> **Aim**
Within the records below, find each line that holds the string "Companies", then copy it.

> **Data entries**

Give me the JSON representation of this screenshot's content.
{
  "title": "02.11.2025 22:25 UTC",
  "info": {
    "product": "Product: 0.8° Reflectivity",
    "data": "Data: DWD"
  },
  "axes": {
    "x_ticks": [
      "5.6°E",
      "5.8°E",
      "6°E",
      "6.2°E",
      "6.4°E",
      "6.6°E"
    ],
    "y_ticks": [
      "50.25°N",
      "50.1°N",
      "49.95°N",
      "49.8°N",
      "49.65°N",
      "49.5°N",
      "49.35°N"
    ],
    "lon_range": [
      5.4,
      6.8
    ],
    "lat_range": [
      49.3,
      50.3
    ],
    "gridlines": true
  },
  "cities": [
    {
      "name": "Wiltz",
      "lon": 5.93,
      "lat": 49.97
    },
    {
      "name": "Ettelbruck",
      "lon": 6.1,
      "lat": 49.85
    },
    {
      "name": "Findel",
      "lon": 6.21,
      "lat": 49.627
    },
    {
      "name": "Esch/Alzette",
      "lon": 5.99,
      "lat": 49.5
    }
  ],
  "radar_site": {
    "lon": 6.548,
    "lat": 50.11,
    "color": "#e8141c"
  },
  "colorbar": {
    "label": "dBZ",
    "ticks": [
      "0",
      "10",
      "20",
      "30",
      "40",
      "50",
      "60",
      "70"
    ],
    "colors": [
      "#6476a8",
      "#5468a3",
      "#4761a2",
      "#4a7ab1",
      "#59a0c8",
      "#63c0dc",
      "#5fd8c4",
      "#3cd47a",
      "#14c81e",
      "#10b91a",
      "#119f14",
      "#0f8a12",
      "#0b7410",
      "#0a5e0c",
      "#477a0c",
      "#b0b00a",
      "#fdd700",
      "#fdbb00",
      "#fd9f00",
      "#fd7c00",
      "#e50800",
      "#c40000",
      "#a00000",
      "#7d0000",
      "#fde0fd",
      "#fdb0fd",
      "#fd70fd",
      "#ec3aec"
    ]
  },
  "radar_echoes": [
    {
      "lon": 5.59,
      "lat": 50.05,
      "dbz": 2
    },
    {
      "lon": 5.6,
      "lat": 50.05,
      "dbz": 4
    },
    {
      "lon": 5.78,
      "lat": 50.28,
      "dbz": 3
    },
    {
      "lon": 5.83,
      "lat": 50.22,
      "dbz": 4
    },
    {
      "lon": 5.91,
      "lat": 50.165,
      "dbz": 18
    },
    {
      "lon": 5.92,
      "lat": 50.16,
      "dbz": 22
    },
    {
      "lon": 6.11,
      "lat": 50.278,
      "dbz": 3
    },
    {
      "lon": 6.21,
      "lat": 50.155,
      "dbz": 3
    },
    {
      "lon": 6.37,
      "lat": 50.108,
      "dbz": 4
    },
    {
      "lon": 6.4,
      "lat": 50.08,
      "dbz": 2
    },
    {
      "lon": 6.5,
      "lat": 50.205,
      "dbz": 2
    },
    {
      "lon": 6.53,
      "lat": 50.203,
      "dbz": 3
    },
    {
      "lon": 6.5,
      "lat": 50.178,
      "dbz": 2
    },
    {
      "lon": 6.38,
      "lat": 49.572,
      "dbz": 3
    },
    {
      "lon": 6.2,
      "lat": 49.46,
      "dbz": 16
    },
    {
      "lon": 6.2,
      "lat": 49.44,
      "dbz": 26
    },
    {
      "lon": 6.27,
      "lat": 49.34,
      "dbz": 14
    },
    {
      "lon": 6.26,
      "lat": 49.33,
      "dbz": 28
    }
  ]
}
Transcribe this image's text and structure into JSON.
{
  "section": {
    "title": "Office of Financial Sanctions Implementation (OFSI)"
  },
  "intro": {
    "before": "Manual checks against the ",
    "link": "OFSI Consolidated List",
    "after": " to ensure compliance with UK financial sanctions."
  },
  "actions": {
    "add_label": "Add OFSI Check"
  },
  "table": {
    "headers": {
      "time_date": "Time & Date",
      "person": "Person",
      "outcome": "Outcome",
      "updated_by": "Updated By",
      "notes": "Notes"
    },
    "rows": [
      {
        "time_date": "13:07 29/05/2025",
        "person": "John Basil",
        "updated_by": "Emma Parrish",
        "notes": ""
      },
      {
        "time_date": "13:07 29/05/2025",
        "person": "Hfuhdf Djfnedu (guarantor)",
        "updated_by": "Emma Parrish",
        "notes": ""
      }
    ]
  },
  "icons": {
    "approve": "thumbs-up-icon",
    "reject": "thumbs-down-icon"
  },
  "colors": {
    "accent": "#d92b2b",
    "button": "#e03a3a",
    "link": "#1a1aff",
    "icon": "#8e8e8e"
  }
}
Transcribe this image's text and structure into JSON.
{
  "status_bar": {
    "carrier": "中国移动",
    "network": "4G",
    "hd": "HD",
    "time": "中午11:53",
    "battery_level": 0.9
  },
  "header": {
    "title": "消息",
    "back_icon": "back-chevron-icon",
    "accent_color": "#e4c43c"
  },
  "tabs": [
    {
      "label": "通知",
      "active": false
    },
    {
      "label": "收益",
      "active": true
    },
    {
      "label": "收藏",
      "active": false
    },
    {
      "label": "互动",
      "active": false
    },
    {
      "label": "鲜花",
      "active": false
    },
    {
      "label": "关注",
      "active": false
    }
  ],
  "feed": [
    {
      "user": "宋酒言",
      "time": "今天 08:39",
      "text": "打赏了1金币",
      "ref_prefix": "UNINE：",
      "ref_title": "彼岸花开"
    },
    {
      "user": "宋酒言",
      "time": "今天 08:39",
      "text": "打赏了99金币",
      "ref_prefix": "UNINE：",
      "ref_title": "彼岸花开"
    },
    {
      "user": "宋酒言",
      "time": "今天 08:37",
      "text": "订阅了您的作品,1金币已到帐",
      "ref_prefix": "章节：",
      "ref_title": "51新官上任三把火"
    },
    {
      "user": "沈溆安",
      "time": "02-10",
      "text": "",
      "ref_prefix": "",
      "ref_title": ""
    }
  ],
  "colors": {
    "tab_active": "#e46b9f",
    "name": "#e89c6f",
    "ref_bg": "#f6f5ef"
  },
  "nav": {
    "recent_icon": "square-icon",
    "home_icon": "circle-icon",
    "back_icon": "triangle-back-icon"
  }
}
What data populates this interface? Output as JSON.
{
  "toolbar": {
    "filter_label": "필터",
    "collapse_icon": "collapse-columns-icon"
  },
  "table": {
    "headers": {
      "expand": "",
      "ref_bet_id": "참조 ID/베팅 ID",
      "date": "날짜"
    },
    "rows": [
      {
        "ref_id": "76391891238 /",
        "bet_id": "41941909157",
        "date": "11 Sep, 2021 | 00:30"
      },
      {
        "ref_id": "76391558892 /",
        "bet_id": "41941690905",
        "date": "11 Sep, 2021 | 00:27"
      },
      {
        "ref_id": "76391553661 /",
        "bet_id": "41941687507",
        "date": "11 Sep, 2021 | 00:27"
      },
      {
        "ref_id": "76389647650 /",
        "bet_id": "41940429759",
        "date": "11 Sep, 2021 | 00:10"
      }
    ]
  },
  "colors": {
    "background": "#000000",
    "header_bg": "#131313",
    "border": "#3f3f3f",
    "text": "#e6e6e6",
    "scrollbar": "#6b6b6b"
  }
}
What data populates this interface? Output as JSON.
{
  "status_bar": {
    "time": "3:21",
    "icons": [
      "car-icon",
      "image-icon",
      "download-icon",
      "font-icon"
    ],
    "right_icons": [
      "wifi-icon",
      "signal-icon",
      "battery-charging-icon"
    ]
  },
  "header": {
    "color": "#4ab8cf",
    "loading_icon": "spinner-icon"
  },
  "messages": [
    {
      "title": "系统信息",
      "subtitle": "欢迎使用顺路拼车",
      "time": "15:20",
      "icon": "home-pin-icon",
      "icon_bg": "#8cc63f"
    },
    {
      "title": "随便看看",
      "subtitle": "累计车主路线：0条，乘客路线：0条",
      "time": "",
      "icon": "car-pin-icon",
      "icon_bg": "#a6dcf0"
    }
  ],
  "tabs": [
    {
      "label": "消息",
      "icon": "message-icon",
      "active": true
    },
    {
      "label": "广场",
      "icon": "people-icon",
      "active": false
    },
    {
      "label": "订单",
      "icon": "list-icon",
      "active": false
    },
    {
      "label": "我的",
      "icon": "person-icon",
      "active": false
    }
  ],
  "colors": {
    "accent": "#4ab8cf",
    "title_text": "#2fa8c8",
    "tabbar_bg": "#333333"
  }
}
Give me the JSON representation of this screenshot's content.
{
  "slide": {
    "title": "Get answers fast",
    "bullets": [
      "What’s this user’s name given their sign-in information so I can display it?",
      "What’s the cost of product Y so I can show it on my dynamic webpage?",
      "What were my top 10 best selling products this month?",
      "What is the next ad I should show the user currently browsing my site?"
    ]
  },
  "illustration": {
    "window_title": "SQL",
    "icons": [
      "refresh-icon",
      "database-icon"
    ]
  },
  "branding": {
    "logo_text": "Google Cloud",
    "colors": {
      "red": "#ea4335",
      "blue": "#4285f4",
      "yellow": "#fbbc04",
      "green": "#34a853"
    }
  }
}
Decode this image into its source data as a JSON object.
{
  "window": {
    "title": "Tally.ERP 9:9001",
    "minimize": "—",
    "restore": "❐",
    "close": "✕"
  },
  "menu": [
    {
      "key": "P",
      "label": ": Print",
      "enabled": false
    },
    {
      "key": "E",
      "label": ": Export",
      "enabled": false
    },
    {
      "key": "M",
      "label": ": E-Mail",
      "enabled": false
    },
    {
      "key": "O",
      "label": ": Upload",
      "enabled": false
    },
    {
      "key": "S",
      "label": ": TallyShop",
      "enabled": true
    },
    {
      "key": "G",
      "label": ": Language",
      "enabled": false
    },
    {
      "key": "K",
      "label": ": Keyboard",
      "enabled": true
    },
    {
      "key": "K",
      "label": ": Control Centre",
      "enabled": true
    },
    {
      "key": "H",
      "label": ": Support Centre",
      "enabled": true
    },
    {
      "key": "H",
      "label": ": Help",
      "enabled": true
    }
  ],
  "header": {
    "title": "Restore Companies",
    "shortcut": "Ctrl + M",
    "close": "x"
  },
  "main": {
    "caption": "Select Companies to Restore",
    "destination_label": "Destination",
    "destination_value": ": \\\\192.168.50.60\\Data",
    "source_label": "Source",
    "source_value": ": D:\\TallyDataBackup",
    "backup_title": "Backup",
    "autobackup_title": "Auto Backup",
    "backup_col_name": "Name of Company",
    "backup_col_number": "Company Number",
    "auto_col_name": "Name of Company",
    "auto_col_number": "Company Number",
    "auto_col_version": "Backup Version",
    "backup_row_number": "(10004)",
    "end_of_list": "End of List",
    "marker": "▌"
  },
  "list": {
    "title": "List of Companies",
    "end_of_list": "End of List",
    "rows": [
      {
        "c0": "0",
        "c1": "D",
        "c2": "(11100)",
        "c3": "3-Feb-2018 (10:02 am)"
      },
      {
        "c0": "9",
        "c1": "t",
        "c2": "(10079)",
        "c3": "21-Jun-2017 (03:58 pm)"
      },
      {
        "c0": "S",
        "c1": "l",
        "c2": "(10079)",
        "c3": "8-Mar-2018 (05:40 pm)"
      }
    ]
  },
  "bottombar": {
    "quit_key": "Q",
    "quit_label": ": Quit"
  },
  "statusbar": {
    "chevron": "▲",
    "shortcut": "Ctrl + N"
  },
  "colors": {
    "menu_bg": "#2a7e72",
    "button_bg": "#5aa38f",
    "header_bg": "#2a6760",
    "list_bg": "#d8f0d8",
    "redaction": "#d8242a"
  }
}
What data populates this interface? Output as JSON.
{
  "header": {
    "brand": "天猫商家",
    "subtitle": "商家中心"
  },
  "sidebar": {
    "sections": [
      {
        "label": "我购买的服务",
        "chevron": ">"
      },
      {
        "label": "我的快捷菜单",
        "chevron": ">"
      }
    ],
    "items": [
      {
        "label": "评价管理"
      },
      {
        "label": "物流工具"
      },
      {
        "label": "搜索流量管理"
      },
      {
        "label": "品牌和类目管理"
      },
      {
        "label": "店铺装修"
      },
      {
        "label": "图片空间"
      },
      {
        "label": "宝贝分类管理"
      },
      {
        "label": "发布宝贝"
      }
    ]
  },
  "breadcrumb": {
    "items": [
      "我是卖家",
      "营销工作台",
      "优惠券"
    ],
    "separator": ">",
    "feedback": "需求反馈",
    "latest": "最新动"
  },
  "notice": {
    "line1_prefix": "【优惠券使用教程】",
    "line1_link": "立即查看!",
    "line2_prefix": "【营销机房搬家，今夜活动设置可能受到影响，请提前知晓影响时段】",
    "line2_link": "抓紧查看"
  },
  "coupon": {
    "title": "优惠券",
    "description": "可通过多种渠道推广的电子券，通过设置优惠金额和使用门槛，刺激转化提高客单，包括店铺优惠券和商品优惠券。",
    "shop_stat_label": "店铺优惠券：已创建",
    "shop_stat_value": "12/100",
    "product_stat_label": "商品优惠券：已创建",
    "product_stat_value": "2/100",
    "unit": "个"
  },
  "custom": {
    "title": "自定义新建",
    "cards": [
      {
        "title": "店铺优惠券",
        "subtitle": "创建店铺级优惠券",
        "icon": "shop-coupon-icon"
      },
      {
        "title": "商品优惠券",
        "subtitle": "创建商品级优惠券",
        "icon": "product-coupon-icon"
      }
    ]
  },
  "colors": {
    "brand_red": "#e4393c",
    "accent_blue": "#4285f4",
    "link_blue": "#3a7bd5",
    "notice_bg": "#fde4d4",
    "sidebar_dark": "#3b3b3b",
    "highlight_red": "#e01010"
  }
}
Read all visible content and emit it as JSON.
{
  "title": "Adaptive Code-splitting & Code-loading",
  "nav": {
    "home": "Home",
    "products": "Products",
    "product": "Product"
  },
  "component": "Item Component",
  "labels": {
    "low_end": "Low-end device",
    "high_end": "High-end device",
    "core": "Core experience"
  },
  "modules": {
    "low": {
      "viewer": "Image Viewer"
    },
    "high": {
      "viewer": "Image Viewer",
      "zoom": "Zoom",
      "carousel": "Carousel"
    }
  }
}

> **Final answer**
    "title": "Restore Companies",
    "caption": "Select Companies to Restore",
    "title": "List of Companies",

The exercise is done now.